◆ WHAT IS REQUIRED
From the listing below, return each line that includes "据彭博社报道".
******
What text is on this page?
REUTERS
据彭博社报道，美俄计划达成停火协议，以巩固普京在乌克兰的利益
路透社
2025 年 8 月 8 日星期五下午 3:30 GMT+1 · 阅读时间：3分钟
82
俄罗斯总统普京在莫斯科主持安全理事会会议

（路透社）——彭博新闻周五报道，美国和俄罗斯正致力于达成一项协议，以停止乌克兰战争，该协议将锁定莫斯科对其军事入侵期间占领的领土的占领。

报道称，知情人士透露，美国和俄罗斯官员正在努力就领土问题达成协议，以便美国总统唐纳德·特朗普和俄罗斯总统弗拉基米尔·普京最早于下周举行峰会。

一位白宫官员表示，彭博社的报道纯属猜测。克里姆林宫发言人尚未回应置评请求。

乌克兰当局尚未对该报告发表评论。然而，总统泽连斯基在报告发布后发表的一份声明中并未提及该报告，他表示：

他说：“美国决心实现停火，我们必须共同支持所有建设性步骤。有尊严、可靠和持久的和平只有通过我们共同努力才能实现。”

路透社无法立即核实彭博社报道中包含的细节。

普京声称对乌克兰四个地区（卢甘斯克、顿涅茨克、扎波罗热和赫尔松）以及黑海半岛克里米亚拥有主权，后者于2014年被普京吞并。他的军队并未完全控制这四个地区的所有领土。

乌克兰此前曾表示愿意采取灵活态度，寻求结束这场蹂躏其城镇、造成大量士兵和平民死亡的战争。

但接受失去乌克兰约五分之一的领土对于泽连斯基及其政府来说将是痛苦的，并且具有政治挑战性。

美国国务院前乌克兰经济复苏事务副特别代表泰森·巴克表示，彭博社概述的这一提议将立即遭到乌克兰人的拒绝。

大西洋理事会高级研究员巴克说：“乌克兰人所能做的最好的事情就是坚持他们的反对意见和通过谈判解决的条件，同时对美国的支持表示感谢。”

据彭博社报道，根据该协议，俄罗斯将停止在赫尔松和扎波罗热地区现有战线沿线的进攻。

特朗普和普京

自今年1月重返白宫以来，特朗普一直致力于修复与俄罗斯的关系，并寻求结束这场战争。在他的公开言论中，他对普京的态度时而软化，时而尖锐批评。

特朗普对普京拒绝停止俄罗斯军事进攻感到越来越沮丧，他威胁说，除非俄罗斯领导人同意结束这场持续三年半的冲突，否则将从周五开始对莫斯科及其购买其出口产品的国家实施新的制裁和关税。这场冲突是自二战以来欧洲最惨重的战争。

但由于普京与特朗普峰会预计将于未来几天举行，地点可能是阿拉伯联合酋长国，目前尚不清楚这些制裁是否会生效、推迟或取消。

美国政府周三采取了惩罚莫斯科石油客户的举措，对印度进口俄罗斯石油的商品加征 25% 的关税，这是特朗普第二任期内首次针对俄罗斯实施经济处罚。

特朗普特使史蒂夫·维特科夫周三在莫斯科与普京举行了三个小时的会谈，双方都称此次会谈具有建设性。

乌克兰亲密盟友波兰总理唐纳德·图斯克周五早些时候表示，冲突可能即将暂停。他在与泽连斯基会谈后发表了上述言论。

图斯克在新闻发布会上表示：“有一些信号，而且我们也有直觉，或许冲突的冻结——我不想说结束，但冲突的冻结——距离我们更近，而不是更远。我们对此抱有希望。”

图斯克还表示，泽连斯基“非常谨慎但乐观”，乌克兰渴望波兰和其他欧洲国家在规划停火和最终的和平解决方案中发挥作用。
******
◆ RESULT
据彭博社报道，美俄计划达成停火协议，以巩固普京在乌克兰的利益
据彭博社报道，根据该协议，俄罗斯将停止在赫尔松和扎波罗热地区现有战线沿线的进攻。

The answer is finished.